## [Exercise directions]
In the listing below, find every line with the string "text" and pull it out.

++++ Items

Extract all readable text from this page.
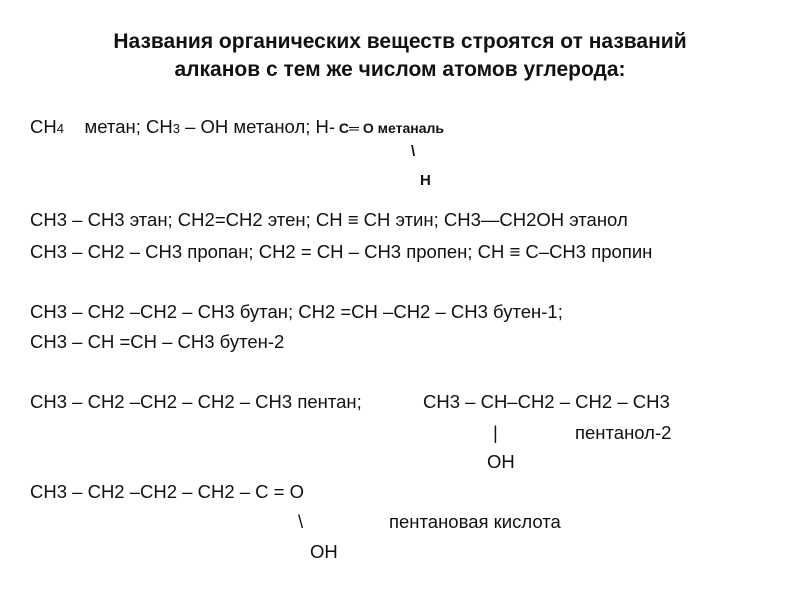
Названия органических веществ строятся от названий
алканов с тем же числом атомов углерода:
CH4 метан; CH3 – OH метанол; H- C═ O метаналь
\
H
CH3 – CH3 этан; CH2=CH2 этен; CH ≡ CH этин; CH3—CH2OH этанол
CH3 – CH2 – CH3 пропан; CH2 = CH – CH3 пропен; CH ≡ C–CH3 пропин
CH3 – CH2 –CH2 – CH3 бутан; CH2 =CH –CH2 – CH3 бутен-1;
CH3 – CH =CH – CH3 бутен-2
CH3 – CH2 –CH2 – CH2 – CH3 пентан;	CH3 – CH–CH2 – CH2 – CH3
|	пентанол-2
OH
CH3 – CH2 –CH2 – CH2 – C = O
\	пентановая кислота
OH
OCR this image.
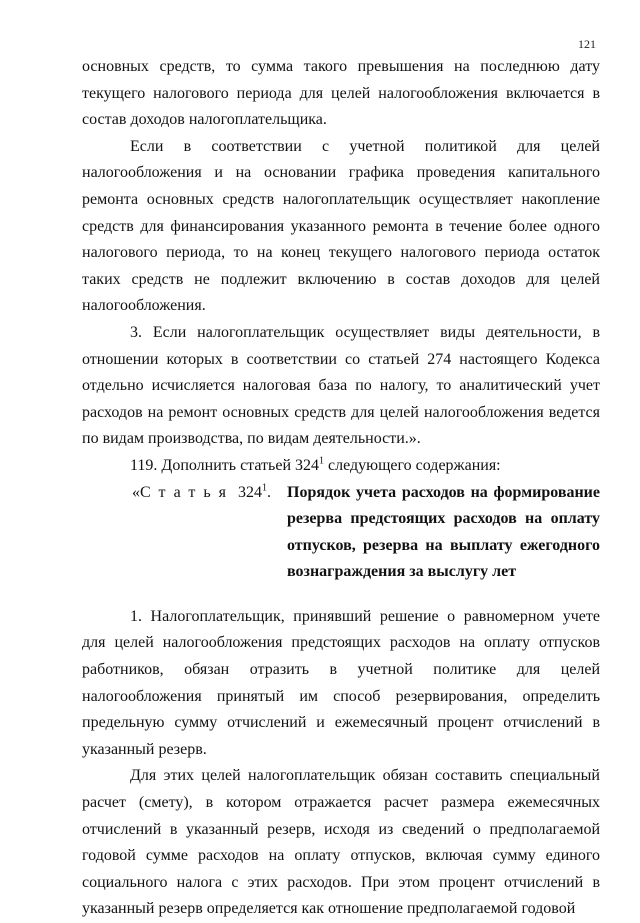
121

основных средств, то сумма такого превышения на последнюю дату текущего налогового периода для целей налогообложения включается в состав доходов налогоплательщика.

Если в соответствии с учетной политикой для целей налогообложения и на основании графика проведения капитального ремонта основных средств налогоплательщик осуществляет накопление средств для финансирования указанного ремонта в течение более одного налогового периода, то на конец текущего налогового периода остаток таких средств не подлежит включению в состав доходов для целей налогообложения.

3. Если налогоплательщик осуществляет виды деятельности, в отношении которых в соответствии со статьей 274 настоящего Кодекса отдельно исчисляется налоговая база по налогу, то аналитический учет расходов на ремонт основных средств для целей налогообложения ведется по видам производства, по видам деятельности.».

119. Дополнить статьей $324^1$ следующего содержания:

«Статья $324^1$.	Порядок учета расходов на формирование резерва предстоящих расходов на оплату отпусков, резерва на выплату ежегодного вознаграждения за выслугу лет

1. Налогоплательщик, принявший решение о равномерном учете для целей налогообложения предстоящих расходов на оплату отпусков работников, обязан отразить в учетной политике для целей налогообложения принятый им способ резервирования, определить предельную сумму отчислений и ежемесячный процент отчислений в указанный резерв.

Для этих целей налогоплательщик обязан составить специальный расчет (смету), в котором отражается расчет размера ежемесячных отчислений в указанный резерв, исходя из сведений о предполагаемой годовой сумме расходов на оплату отпусков, включая сумму единого социального налога с этих расходов. При этом процент отчислений в указанный резерв определяется как отношение предполагаемой годовой
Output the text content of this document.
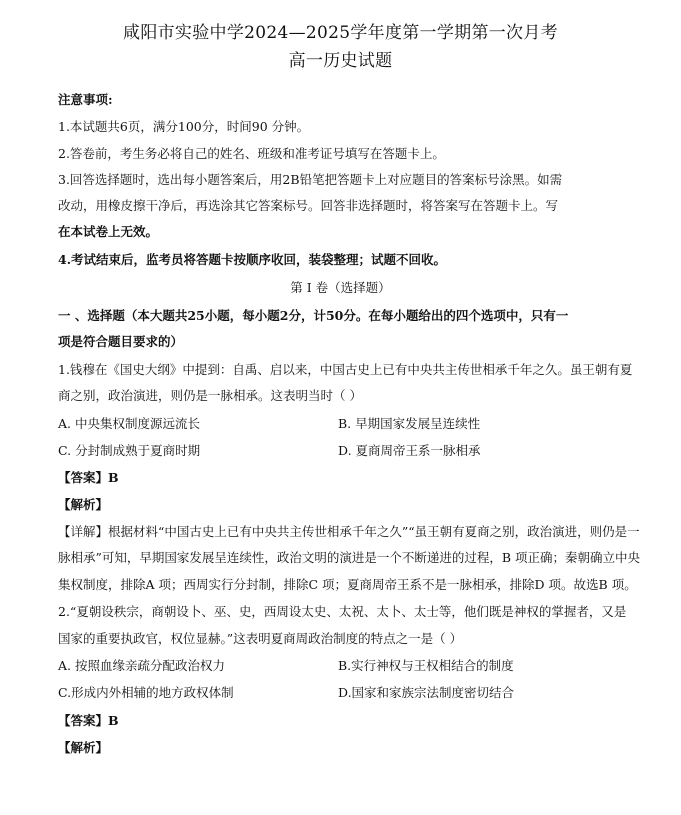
咸阳市实验中学2024—2025学年度第一学期第一次月考
高一历史试题
注意事项:
1.本试题共6页，满分100分，时间90 分钟。
2.答卷前，考生务必将自己的姓名、班级和准考证号填写在答题卡上。
3.回答选择题时，选出每小题答案后，用2B铅笔把答题卡上对应题目的答案标号涂黑。如需
改动，用橡皮擦干净后，再选涂其它答案标号。回答非选择题时，将答案写在答题卡上。写
在本试卷上无效。
4.考试结束后，监考员将答题卡按顺序收回，装袋整理；试题不回收。
第 I 卷（选择题）
一 、选择题（本大题共25小题，每小题2分，计50分。在每小题给出的四个选项中，只有一
项是符合题目要求的）
1.钱穆在《国史大纲》中提到：自禹、启以来，中国古史上已有中央共主传世相承千年之久。虽王朝有夏
商之别，政治演进，则仍是一脉相承。这表明当时（ ）
A. 中央集权制度源远流长	B. 早期国家发展呈连续性
C. 分封制成熟于夏商时期	D. 夏商周帝王系一脉相承
【答案】B
【解析】
【详解】根据材料“中国古史上已有中央共主传世相承千年之久”“虽王朝有夏商之别，政治演进，则仍是一
脉相承”可知，早期国家发展呈连续性，政治文明的演进是一个不断递进的过程，B 项正确；秦朝确立中央
集权制度，排除A 项；西周实行分封制，排除C 项；夏商周帝王系不是一脉相承，排除D 项。故选B 项。
2.“夏朝设秩宗，商朝设卜、巫、史，西周设太史、太祝、太卜、太士等，他们既是神权的掌握者，又是
国家的重要执政官，权位显赫。”这表明夏商周政治制度的特点之一是（ ）
A. 按照血缘亲疏分配政治权力	B.实行神权与王权相结合的制度
C.形成内外相辅的地方政权体制	D.国家和家族宗法制度密切结合
【答案】B
【解析】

++++++++

## [Problem solution]
Extract all readable text from this page.
Output the text content of this document.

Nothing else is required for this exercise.